INPUT DATA »
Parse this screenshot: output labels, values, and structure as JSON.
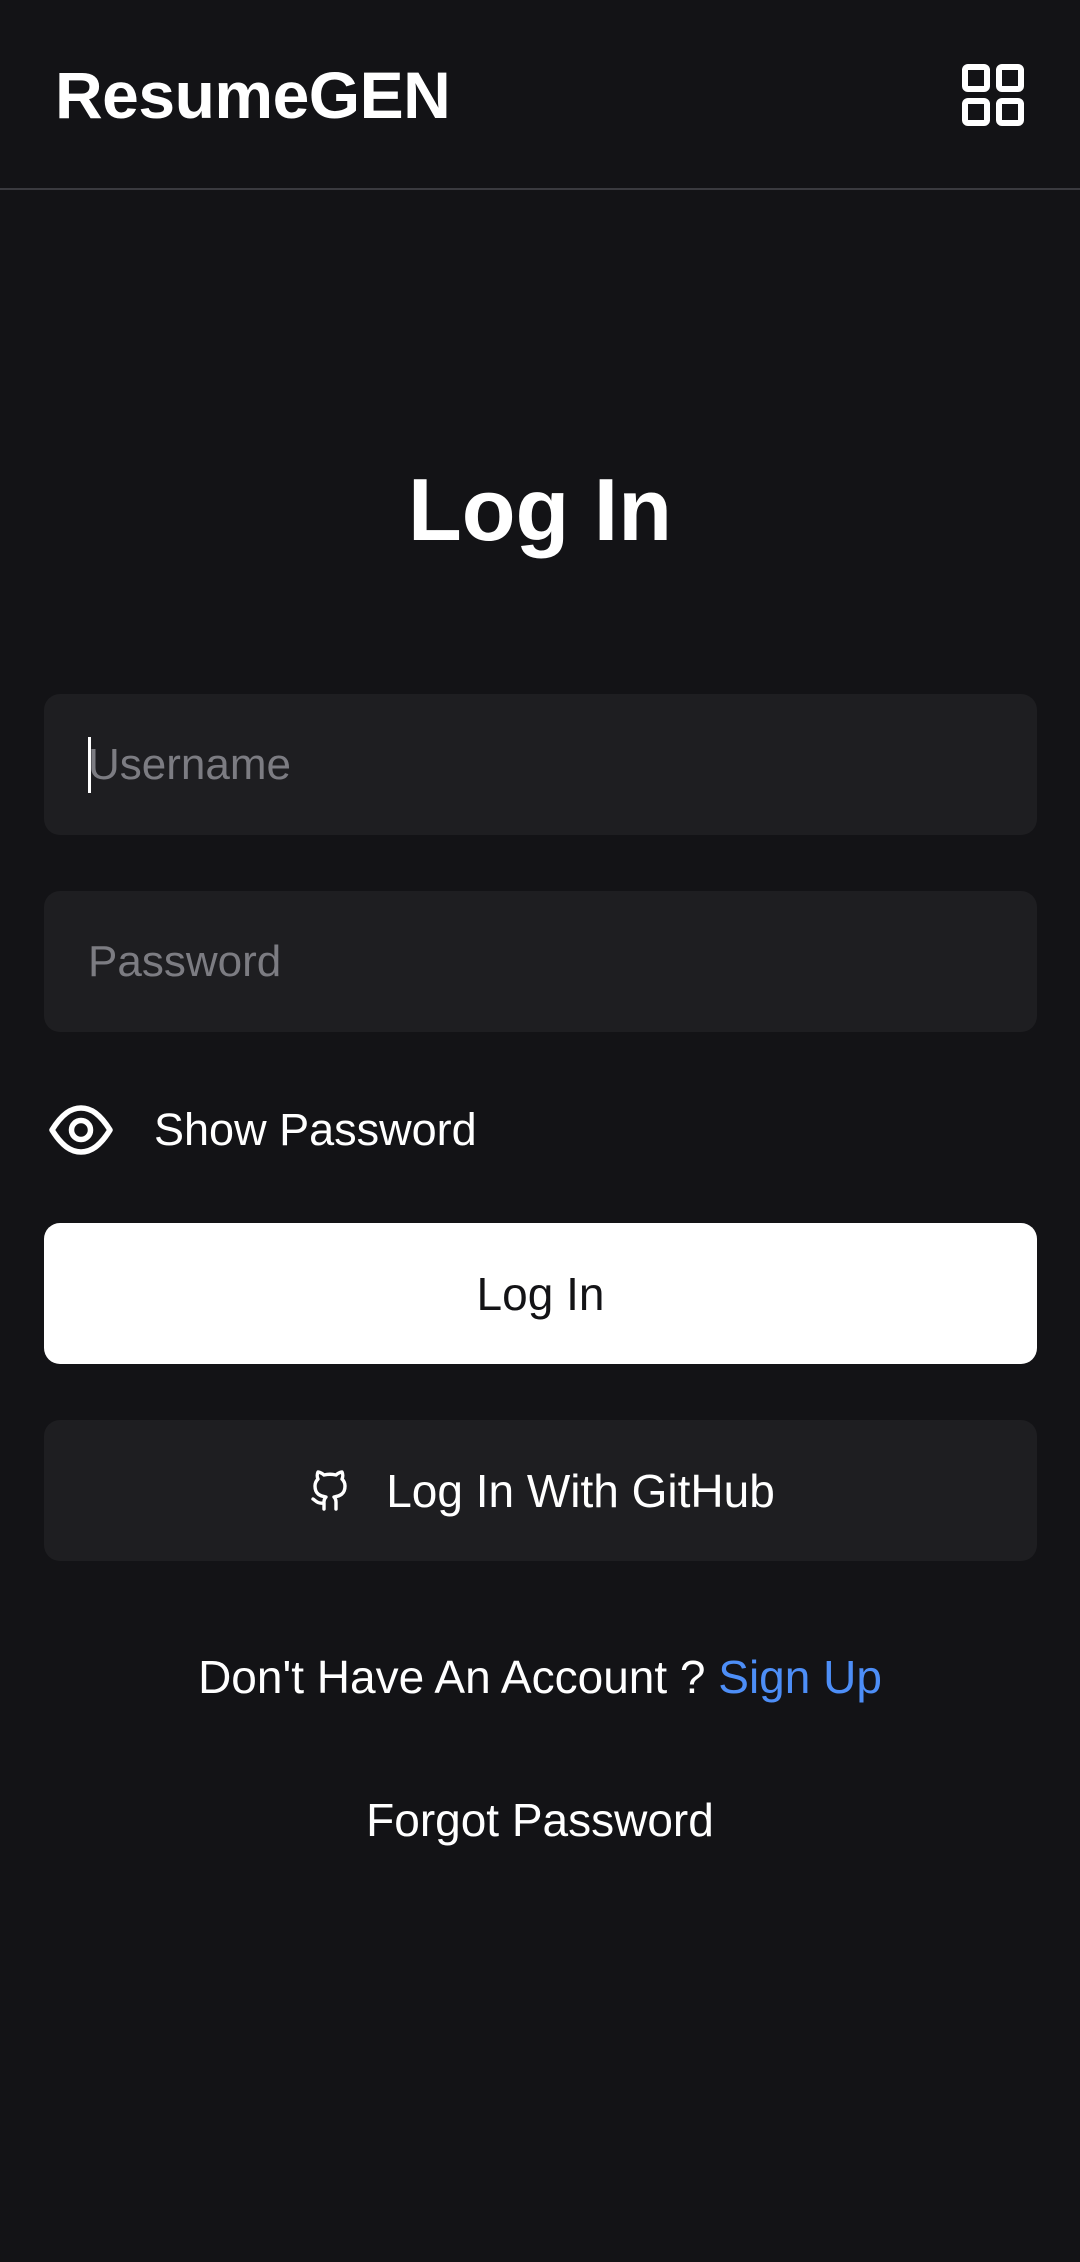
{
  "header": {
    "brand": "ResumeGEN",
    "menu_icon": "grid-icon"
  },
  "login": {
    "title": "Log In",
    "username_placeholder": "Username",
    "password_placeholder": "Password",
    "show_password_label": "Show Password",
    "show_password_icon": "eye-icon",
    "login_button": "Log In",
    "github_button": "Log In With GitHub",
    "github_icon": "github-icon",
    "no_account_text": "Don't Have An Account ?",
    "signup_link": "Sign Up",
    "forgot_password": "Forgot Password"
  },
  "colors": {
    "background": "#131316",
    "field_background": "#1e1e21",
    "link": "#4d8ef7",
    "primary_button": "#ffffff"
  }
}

AIM » Reproduce every record word for word. The copy must contain no pictures.

FULL ANSWER »
Parse this screenshot: output labels, values, and structure as JSON.
{
  "header": {
    "brand": "ResumeGEN",
    "menu_icon": "grid-icon"
  },
  "login": {
    "title": "Log In",
    "username_placeholder": "Username",
    "password_placeholder": "Password",
    "show_password_label": "Show Password",
    "show_password_icon": "eye-icon",
    "login_button": "Log In",
    "github_button": "Log In With GitHub",
    "github_icon": "github-icon",
    "no_account_text": "Don't Have An Account ?",
    "signup_link": "Sign Up",
    "forgot_password": "Forgot Password"
  },
  "colors": {
    "background": "#131316",
    "field_background": "#1e1e21",
    "link": "#4d8ef7",
    "primary_button": "#ffffff"
  }
}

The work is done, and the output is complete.